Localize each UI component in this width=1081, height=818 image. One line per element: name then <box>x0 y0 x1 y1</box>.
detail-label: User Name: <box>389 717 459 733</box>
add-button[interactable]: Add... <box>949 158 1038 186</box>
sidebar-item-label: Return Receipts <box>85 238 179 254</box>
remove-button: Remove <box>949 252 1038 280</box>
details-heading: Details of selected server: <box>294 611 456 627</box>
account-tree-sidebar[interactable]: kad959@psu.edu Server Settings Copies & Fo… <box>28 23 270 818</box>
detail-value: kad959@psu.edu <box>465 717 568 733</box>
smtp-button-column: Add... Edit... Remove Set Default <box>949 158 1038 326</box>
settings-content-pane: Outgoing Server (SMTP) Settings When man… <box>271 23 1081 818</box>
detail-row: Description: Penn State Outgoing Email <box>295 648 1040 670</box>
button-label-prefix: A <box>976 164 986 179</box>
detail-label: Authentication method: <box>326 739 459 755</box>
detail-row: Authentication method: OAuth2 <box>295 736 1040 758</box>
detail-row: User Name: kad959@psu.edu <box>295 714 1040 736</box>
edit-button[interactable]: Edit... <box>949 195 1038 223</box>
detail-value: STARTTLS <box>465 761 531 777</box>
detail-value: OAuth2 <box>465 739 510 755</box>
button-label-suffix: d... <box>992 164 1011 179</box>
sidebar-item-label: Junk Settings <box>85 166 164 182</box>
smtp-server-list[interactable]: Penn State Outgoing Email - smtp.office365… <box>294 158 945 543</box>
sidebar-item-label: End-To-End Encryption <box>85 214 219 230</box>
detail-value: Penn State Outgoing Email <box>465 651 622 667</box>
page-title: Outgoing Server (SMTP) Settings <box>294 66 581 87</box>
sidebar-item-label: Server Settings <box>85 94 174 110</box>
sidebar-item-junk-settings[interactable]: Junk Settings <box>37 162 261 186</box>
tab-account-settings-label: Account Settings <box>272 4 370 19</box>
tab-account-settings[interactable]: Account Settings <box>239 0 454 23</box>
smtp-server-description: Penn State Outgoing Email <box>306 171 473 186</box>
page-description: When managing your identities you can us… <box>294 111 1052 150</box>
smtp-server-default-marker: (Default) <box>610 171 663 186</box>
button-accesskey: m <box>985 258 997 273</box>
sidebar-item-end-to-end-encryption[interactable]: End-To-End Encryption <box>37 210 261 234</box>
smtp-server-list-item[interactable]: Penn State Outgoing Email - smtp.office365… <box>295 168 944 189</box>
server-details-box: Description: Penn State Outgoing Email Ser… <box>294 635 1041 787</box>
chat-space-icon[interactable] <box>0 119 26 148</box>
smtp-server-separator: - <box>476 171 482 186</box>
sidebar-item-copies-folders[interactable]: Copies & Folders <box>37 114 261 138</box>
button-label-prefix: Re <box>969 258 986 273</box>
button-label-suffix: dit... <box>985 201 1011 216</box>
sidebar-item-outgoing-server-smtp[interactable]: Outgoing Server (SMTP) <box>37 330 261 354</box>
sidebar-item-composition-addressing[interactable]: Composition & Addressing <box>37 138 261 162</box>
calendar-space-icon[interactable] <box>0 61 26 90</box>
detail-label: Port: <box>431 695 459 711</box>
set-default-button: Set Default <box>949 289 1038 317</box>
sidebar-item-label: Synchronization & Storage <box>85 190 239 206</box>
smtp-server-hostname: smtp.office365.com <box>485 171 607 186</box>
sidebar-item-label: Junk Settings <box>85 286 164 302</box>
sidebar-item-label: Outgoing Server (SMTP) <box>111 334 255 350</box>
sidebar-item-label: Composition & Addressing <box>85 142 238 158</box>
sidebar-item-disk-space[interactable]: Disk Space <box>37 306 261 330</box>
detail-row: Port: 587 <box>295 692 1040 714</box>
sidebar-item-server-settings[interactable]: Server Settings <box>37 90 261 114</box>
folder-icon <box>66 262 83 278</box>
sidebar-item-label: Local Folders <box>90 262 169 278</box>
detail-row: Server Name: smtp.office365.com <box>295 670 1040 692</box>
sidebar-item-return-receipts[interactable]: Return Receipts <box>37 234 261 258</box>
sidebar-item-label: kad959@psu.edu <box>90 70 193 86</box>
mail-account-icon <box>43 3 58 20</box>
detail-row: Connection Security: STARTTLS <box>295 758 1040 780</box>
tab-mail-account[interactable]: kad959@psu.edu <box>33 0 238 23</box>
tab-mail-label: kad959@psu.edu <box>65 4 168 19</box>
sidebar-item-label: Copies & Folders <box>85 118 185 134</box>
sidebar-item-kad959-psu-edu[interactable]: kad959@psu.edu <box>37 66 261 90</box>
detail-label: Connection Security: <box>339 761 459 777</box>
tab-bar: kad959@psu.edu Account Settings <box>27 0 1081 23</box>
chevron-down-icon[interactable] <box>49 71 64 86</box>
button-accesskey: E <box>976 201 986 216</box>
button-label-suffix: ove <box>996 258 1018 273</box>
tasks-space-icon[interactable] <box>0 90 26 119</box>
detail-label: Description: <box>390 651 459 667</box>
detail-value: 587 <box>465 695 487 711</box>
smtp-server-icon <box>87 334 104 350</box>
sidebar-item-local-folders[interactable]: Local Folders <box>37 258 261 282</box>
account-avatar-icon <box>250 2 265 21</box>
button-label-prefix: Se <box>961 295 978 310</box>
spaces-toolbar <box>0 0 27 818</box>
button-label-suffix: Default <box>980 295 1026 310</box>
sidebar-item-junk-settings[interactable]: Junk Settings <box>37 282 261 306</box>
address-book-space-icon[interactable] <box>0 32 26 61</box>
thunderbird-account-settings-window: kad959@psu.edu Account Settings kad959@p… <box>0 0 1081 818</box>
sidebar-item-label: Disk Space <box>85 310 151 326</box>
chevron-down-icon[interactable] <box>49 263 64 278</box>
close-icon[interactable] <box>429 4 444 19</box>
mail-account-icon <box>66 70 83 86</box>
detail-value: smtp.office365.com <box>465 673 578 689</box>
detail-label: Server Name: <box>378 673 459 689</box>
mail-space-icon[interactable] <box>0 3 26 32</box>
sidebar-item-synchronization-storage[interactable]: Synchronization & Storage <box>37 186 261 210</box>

> [Given exercise] Present the material above as a numbered list, omitting any blank lines.

> [The completed task]
1. Localize each UI component in this width=1081, height=818 image. One line per element: name then <box>x0 y0 x1 y1</box>.
2. detail-label: User Name: <box>389 717 459 733</box>
3. add-button[interactable]: Add... <box>949 158 1038 186</box>
4. sidebar-item-label: Return Receipts <box>85 238 179 254</box>
5. remove-button: Remove <box>949 252 1038 280</box>
6. details-heading: Details of selected server: <box>294 611 456 627</box>
7. account-tree-sidebar[interactable]: kad959@psu.edu Server Settings Copies & Fo… <box>28 23 270 818</box>
8. detail-value: kad959@psu.edu <box>465 717 568 733</box>
9. smtp-button-column: Add... Edit... Remove Set Default <box>949 158 1038 326</box>
10. settings-content-pane: Outgoing Server (SMTP) Settings When man… <box>271 23 1081 818</box>
11. detail-row: Description: Penn State Outgoing Email <box>295 648 1040 670</box>
12. button-label-prefix: A <box>976 164 986 179</box>
13. detail-label: Authentication method: <box>326 739 459 755</box>
14. detail-row: Authentication method: OAuth2 <box>295 736 1040 758</box>
15. detail-row: User Name: kad959@psu.edu <box>295 714 1040 736</box>
16. edit-button[interactable]: Edit... <box>949 195 1038 223</box>
17. detail-value: STARTTLS <box>465 761 531 777</box>
18. detail-value: OAuth2 <box>465 739 510 755</box>
19. button-label-suffix: d... <box>992 164 1011 179</box>
20. sidebar-item-label: Junk Settings <box>85 166 164 182</box>
21. smtp-server-list[interactable]: Penn State Outgoing Email - smtp.office365… <box>294 158 945 543</box>
22. sidebar-item-label: End-To-End Encryption <box>85 214 219 230</box>
23. detail-value: Penn State Outgoing Email <box>465 651 622 667</box>
24. page-title: Outgoing Server (SMTP) Settings <box>294 66 581 87</box>
25. sidebar-item-label: Server Settings <box>85 94 174 110</box>
26. sidebar-item-junk-settings[interactable]: Junk Settings <box>37 162 261 186</box>
27. tab-account-settings-label: Account Settings <box>272 4 370 19</box>
28. tab-account-settings[interactable]: Account Settings <box>239 0 454 23</box>
29. smtp-server-description: Penn State Outgoing Email <box>306 171 473 186</box>
30. page-description: When managing your identities you can us… <box>294 111 1052 150</box>
31. smtp-server-default-marker: (Default) <box>610 171 663 186</box>
32. button-accesskey: m <box>985 258 997 273</box>
33. sidebar-item-end-to-end-encryption[interactable]: End-To-End Encryption <box>37 210 261 234</box>
34. smtp-server-list-item[interactable]: Penn State Outgoing Email - smtp.office365… <box>295 168 944 189</box>
35. server-details-box: Description: Penn State Outgoing Email Ser… <box>294 635 1041 787</box>
36. chat-space-icon[interactable] <box>0 119 26 148</box>
37. smtp-server-separator: - <box>476 171 482 186</box>
38. sidebar-item-copies-folders[interactable]: Copies & Folders <box>37 114 261 138</box>
39. button-label-prefix: Re <box>969 258 986 273</box>
40. button-label-suffix: dit... <box>985 201 1011 216</box>
41. sidebar-item-outgoing-server-smtp[interactable]: Outgoing Server (SMTP) <box>37 330 261 354</box>
42. sidebar-item-composition-addressing[interactable]: Composition & Addressing <box>37 138 261 162</box>
43. calendar-space-icon[interactable] <box>0 61 26 90</box>
44. detail-label: Port: <box>431 695 459 711</box>
45. set-default-button: Set Default <box>949 289 1038 317</box>
46. sidebar-item-label: Synchronization & Storage <box>85 190 239 206</box>
47. smtp-server-hostname: smtp.office365.com <box>485 171 607 186</box>
48. sidebar-item-label: Junk Settings <box>85 286 164 302</box>
49. sidebar-item-label: Outgoing Server (SMTP) <box>111 334 255 350</box>
50. sidebar-item-label: Composition & Addressing <box>85 142 238 158</box>
51. sidebar-item-disk-space[interactable]: Disk Space <box>37 306 261 330</box>
52. detail-row: Port: 587 <box>295 692 1040 714</box>
53. sidebar-item-server-settings[interactable]: Server Settings <box>37 90 261 114</box>
54. folder-icon <box>66 262 83 278</box>
55. sidebar-item-label: Local Folders <box>90 262 169 278</box>
56. detail-row: Server Name: smtp.office365.com <box>295 670 1040 692</box>
57. sidebar-item-return-receipts[interactable]: Return Receipts <box>37 234 261 258</box>
58. sidebar-item-label: kad959@psu.edu <box>90 70 193 86</box>
59. mail-account-icon <box>43 3 58 20</box>
60. detail-row: Connection Security: STARTTLS <box>295 758 1040 780</box>
61. tab-mail-account[interactable]: kad959@psu.edu <box>33 0 238 23</box>
62. tab-mail-label: kad959@psu.edu <box>65 4 168 19</box>
63. sidebar-item-label: Copies & Folders <box>85 118 185 134</box>
64. sidebar-item-kad959-psu-edu[interactable]: kad959@psu.edu <box>37 66 261 90</box>
65. detail-label: Connection Security: <box>339 761 459 777</box>
66. tab-bar: kad959@psu.edu Account Settings <box>27 0 1081 23</box>
67. chevron-down-icon[interactable] <box>49 71 64 86</box>
68. button-accesskey: E <box>976 201 986 216</box>
69. button-label-suffix: ove <box>996 258 1018 273</box>
70. tasks-space-icon[interactable] <box>0 90 26 119</box>
71. detail-label: Description: <box>390 651 459 667</box>
72. detail-value: 587 <box>465 695 487 711</box>
73. smtp-server-icon <box>87 334 104 350</box>
74. sidebar-item-local-folders[interactable]: Local Folders <box>37 258 261 282</box>
75. account-avatar-icon <box>250 2 265 21</box>
76. button-label-prefix: Se <box>961 295 978 310</box>
77. spaces-toolbar <box>0 0 27 818</box>
78. button-label-suffix: Default <box>980 295 1026 310</box>
79. sidebar-item-junk-settings[interactable]: Junk Settings <box>37 282 261 306</box>
80. address-book-space-icon[interactable] <box>0 32 26 61</box>
81. thunderbird-account-settings-window: kad959@psu.edu Account Settings kad959@p… <box>0 0 1081 818</box>
82. sidebar-item-label: Disk Space <box>85 310 151 326</box>
83. chevron-down-icon[interactable] <box>49 263 64 278</box>
84. close-icon[interactable] <box>429 4 444 19</box>
85. mail-account-icon <box>66 70 83 86</box>
86. detail-value: smtp.office365.com <box>465 673 578 689</box>
87. detail-label: Server Name: <box>378 673 459 689</box>
88. mail-space-icon[interactable] <box>0 3 26 32</box>
89. sidebar-item-synchronization-storage[interactable]: Synchronization & Storage <box>37 186 261 210</box>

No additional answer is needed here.